● ROWS
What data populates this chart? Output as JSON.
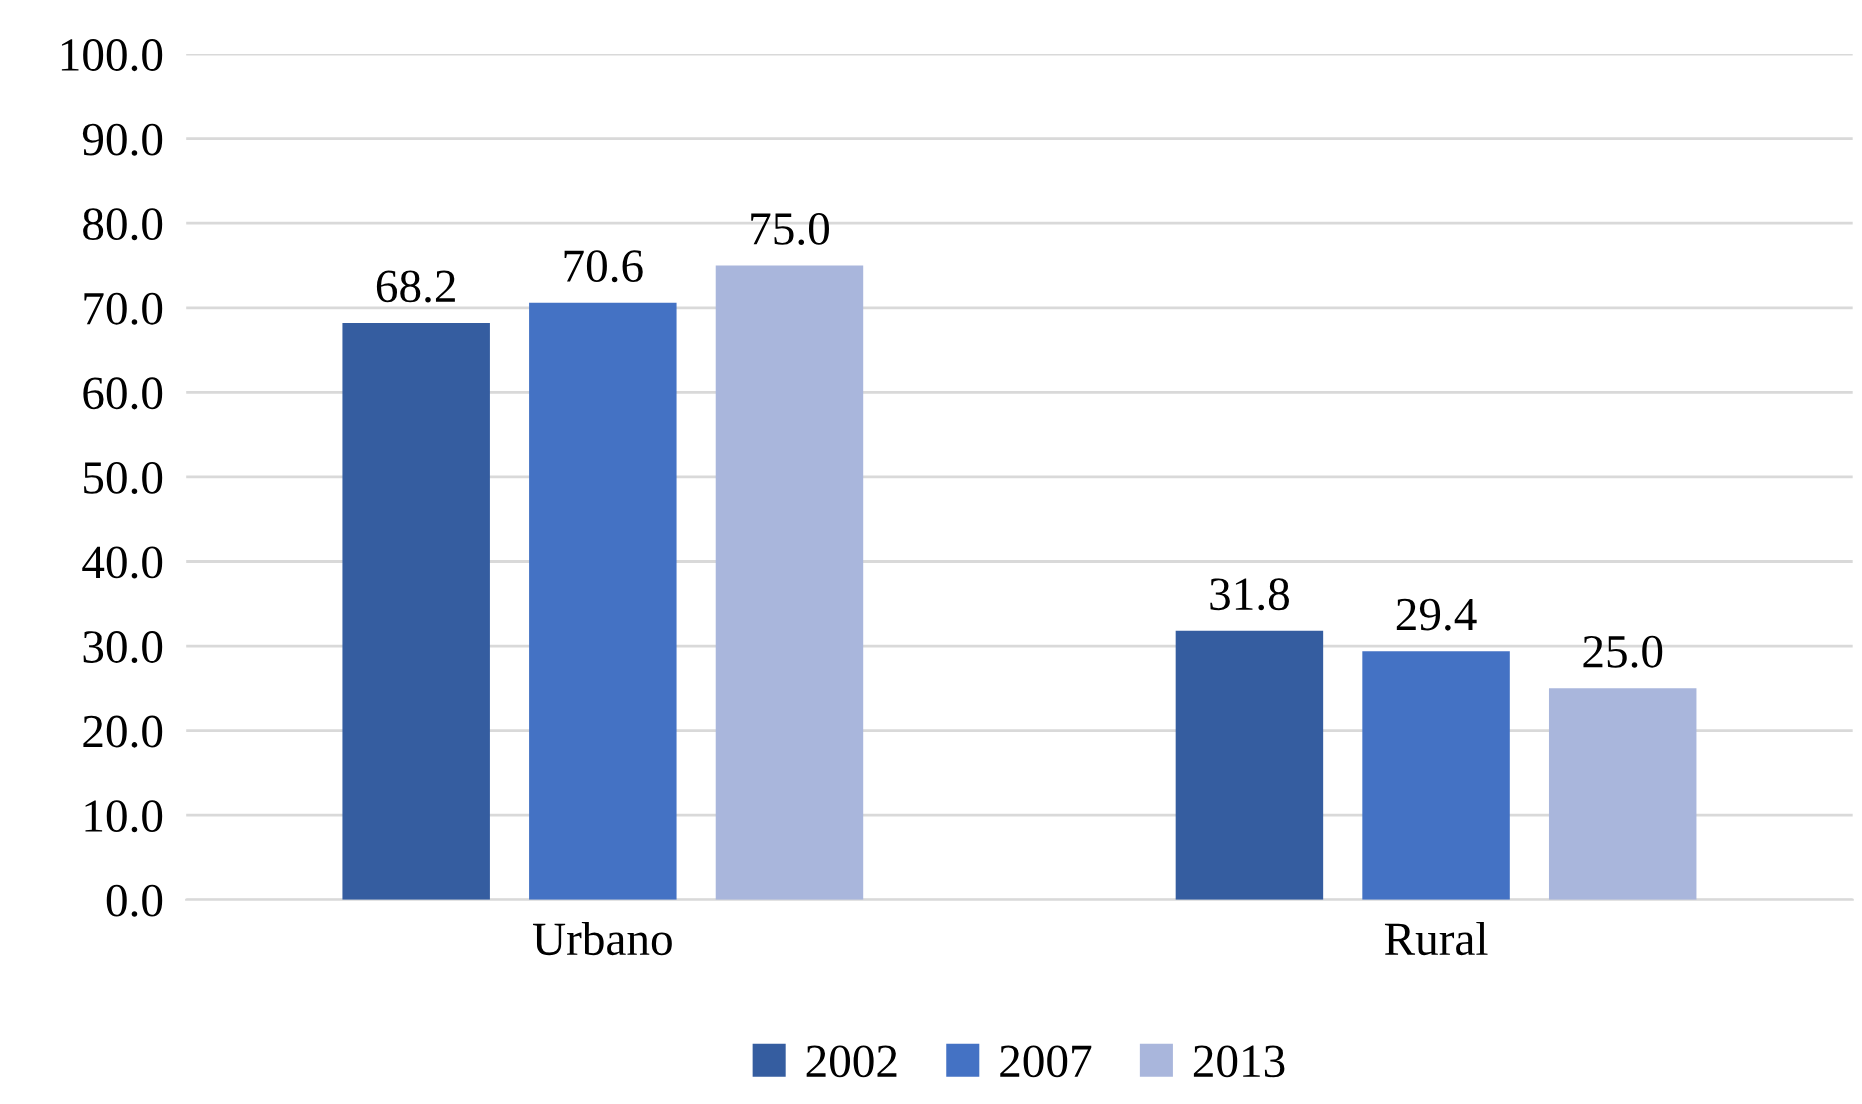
{
  "chart_data": {
    "type": "bar",
    "categories": [
      "Urbano",
      "Rural"
    ],
    "series": [
      {
        "name": "2002",
        "color": "#355da0",
        "values": [
          68.2,
          31.8
        ],
        "value_labels": [
          "68.2",
          "31.8"
        ]
      },
      {
        "name": "2007",
        "color": "#4472c4",
        "values": [
          70.6,
          29.4
        ],
        "value_labels": [
          "70.6",
          "29.4"
        ]
      },
      {
        "name": "2013",
        "color": "#a9b6dc",
        "values": [
          75.0,
          25.0
        ],
        "value_labels": [
          "75.0",
          "25.0"
        ]
      }
    ],
    "ylim": [
      0,
      100
    ],
    "yticks": [
      {
        "value": 0,
        "label": "0.0"
      },
      {
        "value": 10,
        "label": "10.0"
      },
      {
        "value": 20,
        "label": "20.0"
      },
      {
        "value": 30,
        "label": "30.0"
      },
      {
        "value": 40,
        "label": "40.0"
      },
      {
        "value": 50,
        "label": "50.0"
      },
      {
        "value": 60,
        "label": "60.0"
      },
      {
        "value": 70,
        "label": "70.0"
      },
      {
        "value": 80,
        "label": "80.0"
      },
      {
        "value": 90,
        "label": "90.0"
      },
      {
        "value": 100,
        "label": "100.0"
      }
    ],
    "grid": "y",
    "legend": "bottom"
  }
}
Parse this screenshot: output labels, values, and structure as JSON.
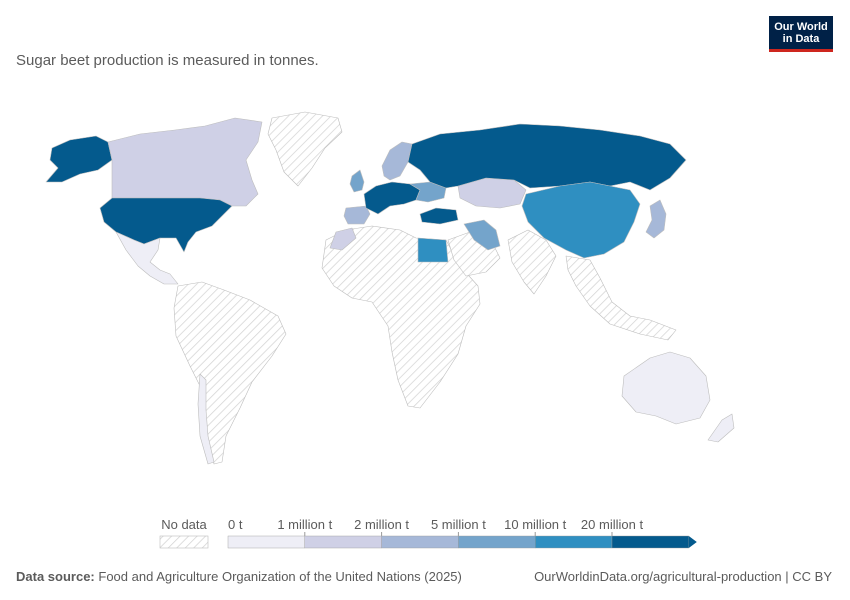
{
  "subtitle": "Sugar beet production is measured in tonnes.",
  "logo": {
    "line1": "Our World",
    "line2": "in Data"
  },
  "legend": {
    "no_data_label": "No data",
    "bins": [
      {
        "label": "0 t",
        "color": "#eeeef6"
      },
      {
        "label": "1 million t",
        "color": "#cfd0e6"
      },
      {
        "label": "2 million t",
        "color": "#a6b8d8"
      },
      {
        "label": "5 million t",
        "color": "#74a4cb"
      },
      {
        "label": "10 million t",
        "color": "#2f8fc1"
      },
      {
        "label": "20 million t",
        "color": "#045a8d"
      }
    ]
  },
  "colors": {
    "nodata_hatch": "#d4d4d4",
    "border": "#bdbdbd"
  },
  "regions": [
    {
      "id": "united-states",
      "bin": 5
    },
    {
      "id": "canada",
      "bin": 1
    },
    {
      "id": "alaska",
      "bin": 5
    },
    {
      "id": "mexico",
      "bin": 0
    },
    {
      "id": "greenland",
      "bin": -1
    },
    {
      "id": "south-america",
      "bin": -1
    },
    {
      "id": "chile",
      "bin": 0
    },
    {
      "id": "africa",
      "bin": -1
    },
    {
      "id": "egypt",
      "bin": 4
    },
    {
      "id": "morocco",
      "bin": 1
    },
    {
      "id": "russia",
      "bin": 5
    },
    {
      "id": "europe-west",
      "bin": 5
    },
    {
      "id": "spain",
      "bin": 2
    },
    {
      "id": "uk",
      "bin": 3
    },
    {
      "id": "scandinavia",
      "bin": 2
    },
    {
      "id": "ukraine",
      "bin": 3
    },
    {
      "id": "turkey",
      "bin": 5
    },
    {
      "id": "iran",
      "bin": 3
    },
    {
      "id": "kazakhstan",
      "bin": 1
    },
    {
      "id": "china",
      "bin": 4
    },
    {
      "id": "japan",
      "bin": 2
    },
    {
      "id": "arabia",
      "bin": -1
    },
    {
      "id": "india",
      "bin": -1
    },
    {
      "id": "southeast-asia",
      "bin": -1
    },
    {
      "id": "australia",
      "bin": 0
    },
    {
      "id": "new-zealand",
      "bin": 0
    }
  ],
  "footer": {
    "source_label": "Data source:",
    "source_text": "Food and Agriculture Organization of the United Nations (2025)",
    "url_text": "OurWorldinData.org/agricultural-production | CC BY"
  }
}
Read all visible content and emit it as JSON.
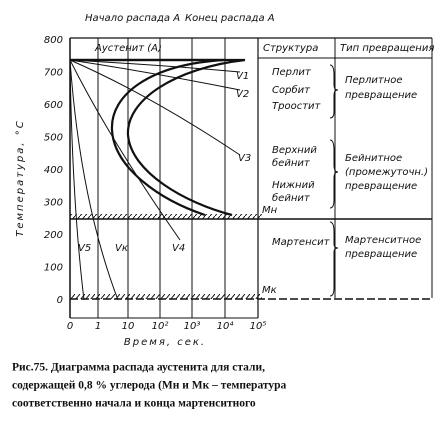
{
  "diagram": {
    "top_labels": [
      "Начало распада А",
      "Конец распада А"
    ],
    "region_label": "Аустенит (А)",
    "columns": [
      "Структура",
      "Тип превращения"
    ],
    "structures": [
      "Перлит",
      "Сорбит",
      "Троостит",
      "Верхний",
      "бейнит",
      "Нижний",
      "бейнит",
      "Мартенсит"
    ],
    "transformations": [
      "Перлитное",
      "превращение",
      "Бейнитное",
      "(промежуточн.)",
      "превращение",
      "Мартенситное",
      "превращение"
    ],
    "lines": [
      "Mн",
      "Mк"
    ],
    "cooling_rates": [
      "V1",
      "V2",
      "V3",
      "V4",
      "Vк",
      "V5"
    ],
    "y_axis": {
      "label": "Температура, °С",
      "ticks": [
        "800",
        "700",
        "600",
        "500",
        "400",
        "300",
        "200",
        "100",
        "0"
      ]
    },
    "x_axis": {
      "label": "Время, сек.",
      "ticks": [
        "0",
        "1",
        "10",
        "10²",
        "10³",
        "10⁴",
        "10⁵"
      ]
    },
    "caption": [
      "Рис.75. Диаграмма распада аустенита для стали,",
      "содержащей 0,8 % углерода (Mн и Mк – температура",
      "соответственно начала и конца мартенситного"
    ]
  }
}
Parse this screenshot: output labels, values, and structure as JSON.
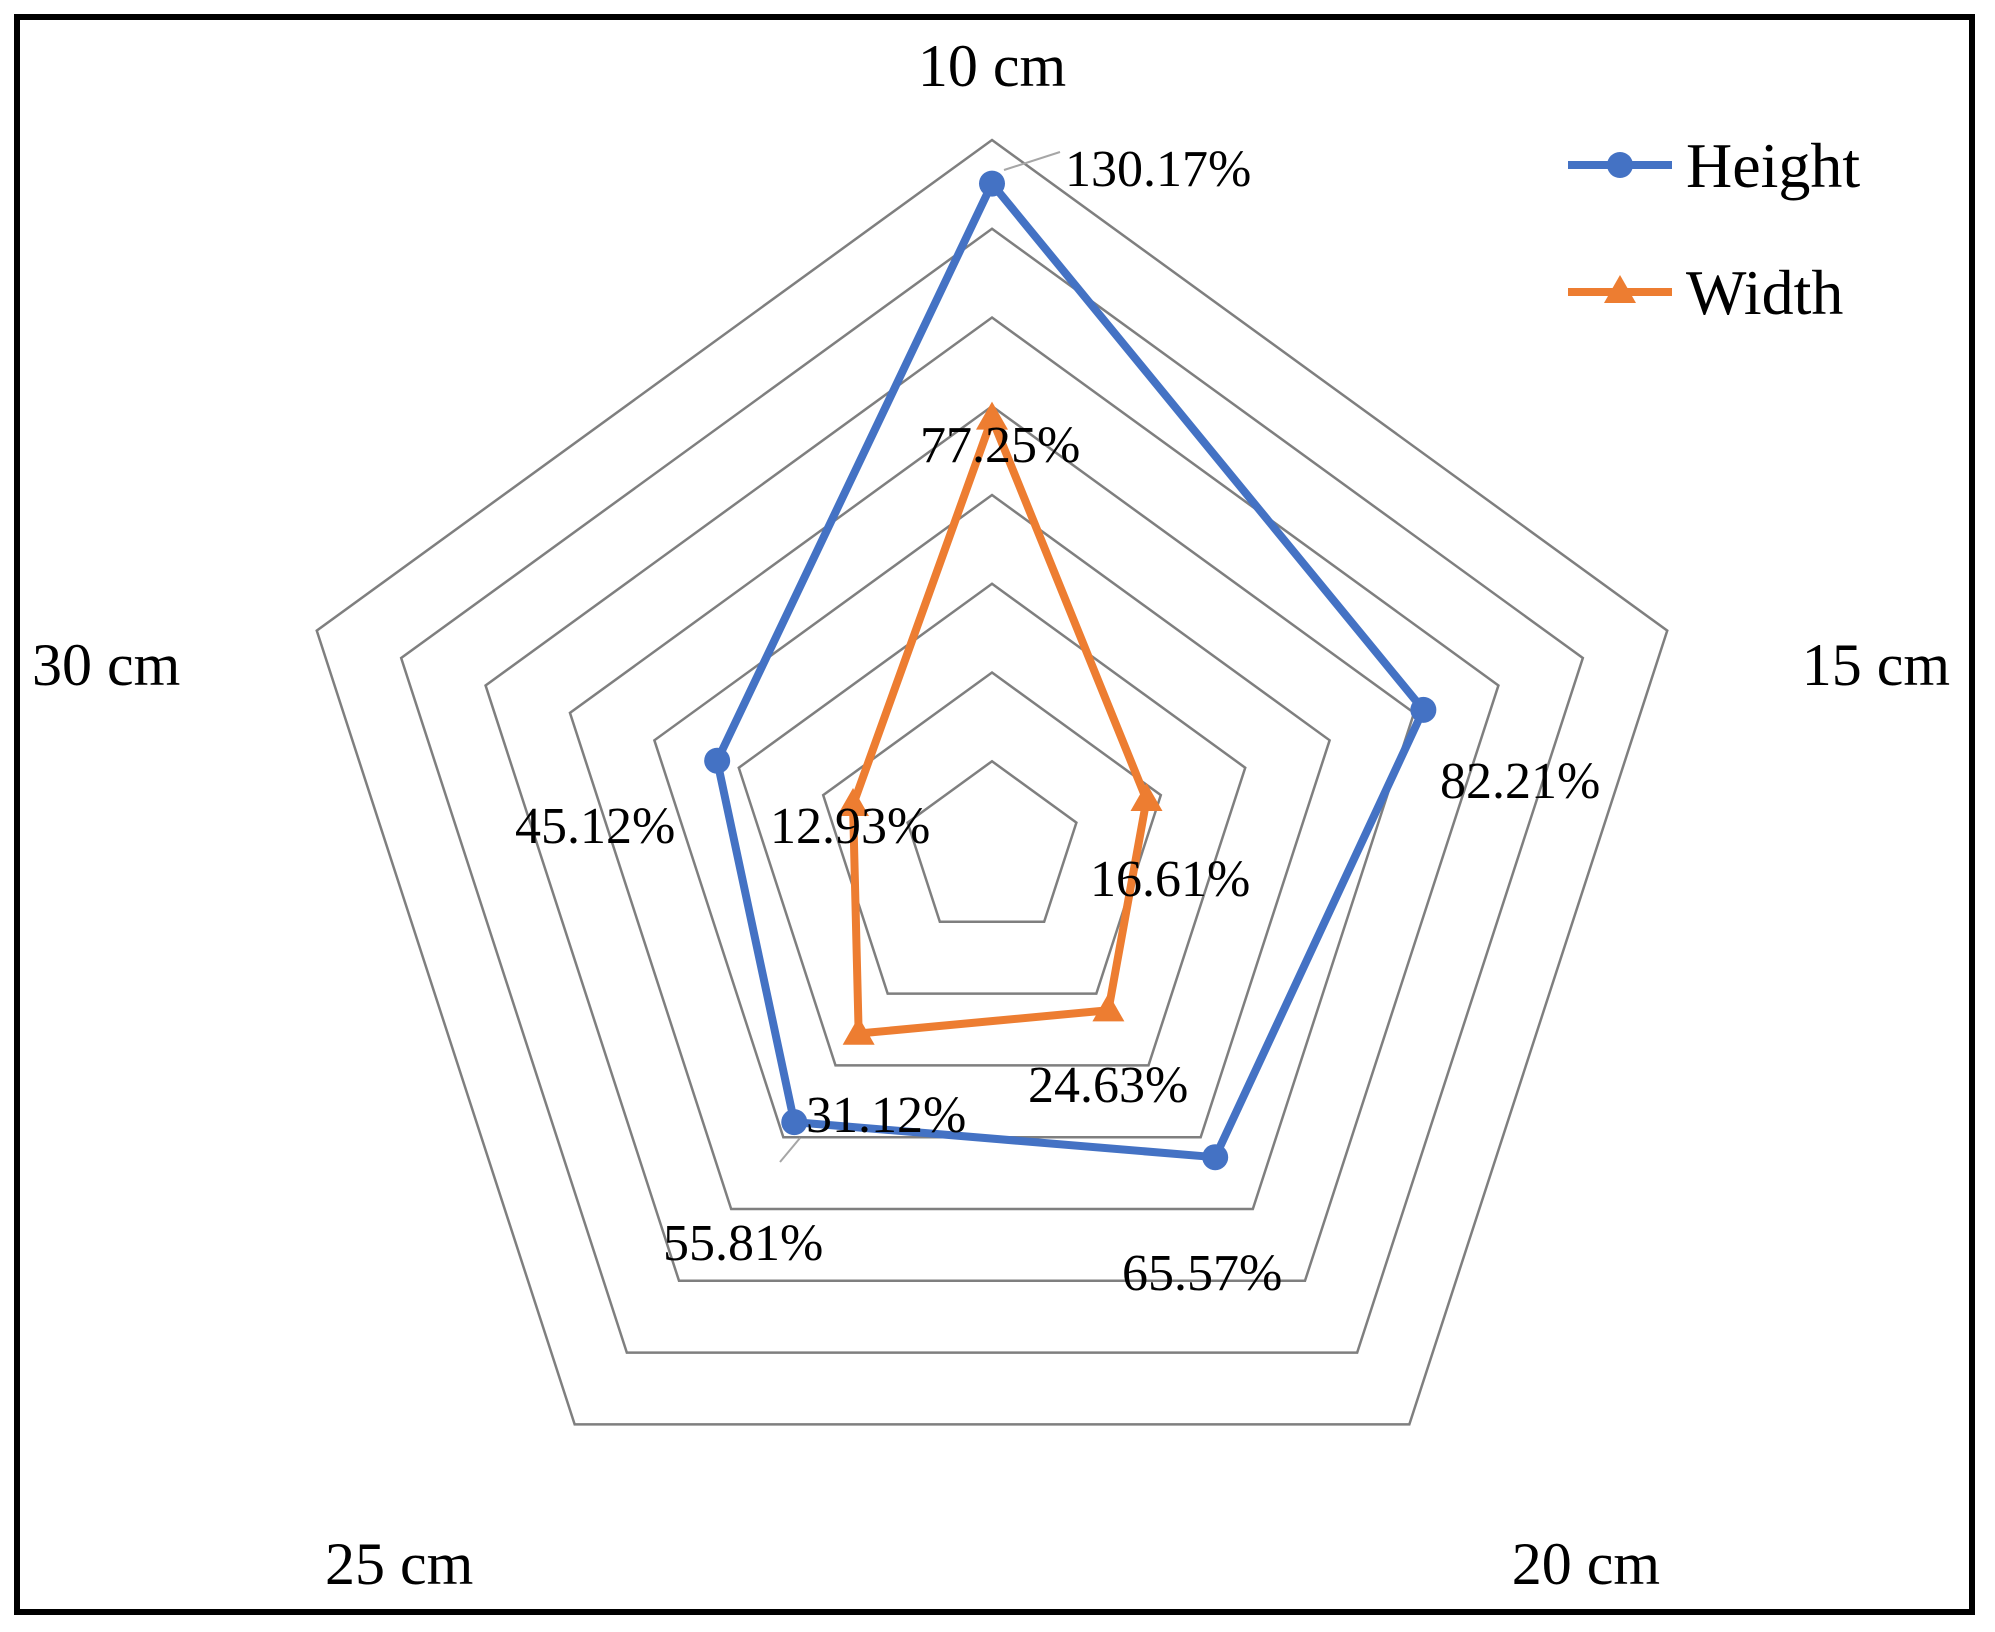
{
  "chart_data": {
    "type": "radar",
    "categories": [
      "10 cm",
      "15 cm",
      "20 cm",
      "25 cm",
      "30 cm"
    ],
    "series": [
      {
        "name": "Height",
        "values": [
          130.17,
          82.21,
          65.57,
          55.81,
          45.12
        ],
        "labels": [
          "130.17%",
          "82.21%",
          "65.57%",
          "55.81%",
          "45.12%"
        ],
        "color": "#4472C4",
        "marker": "circle"
      },
      {
        "name": "Width",
        "values": [
          77.25,
          16.61,
          24.63,
          31.12,
          12.93
        ],
        "labels": [
          "77.25%",
          "16.61%",
          "24.63%",
          "31.12%",
          "12.93%"
        ],
        "color": "#ED7D31",
        "marker": "triangle"
      }
    ],
    "rlim": [
      -20,
      140
    ],
    "grid": true,
    "grid_color": "#7f7f7f",
    "legend_position": "top-right"
  }
}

● GIVEN PROBLEM
Gather each line from the listing above that holds "распада".

● SOLUTION TO THIS PROBLEM
      "Начало распада А",
      "Конец распада А"
      "Рис.75. Диаграмма распада аустенита для стали,",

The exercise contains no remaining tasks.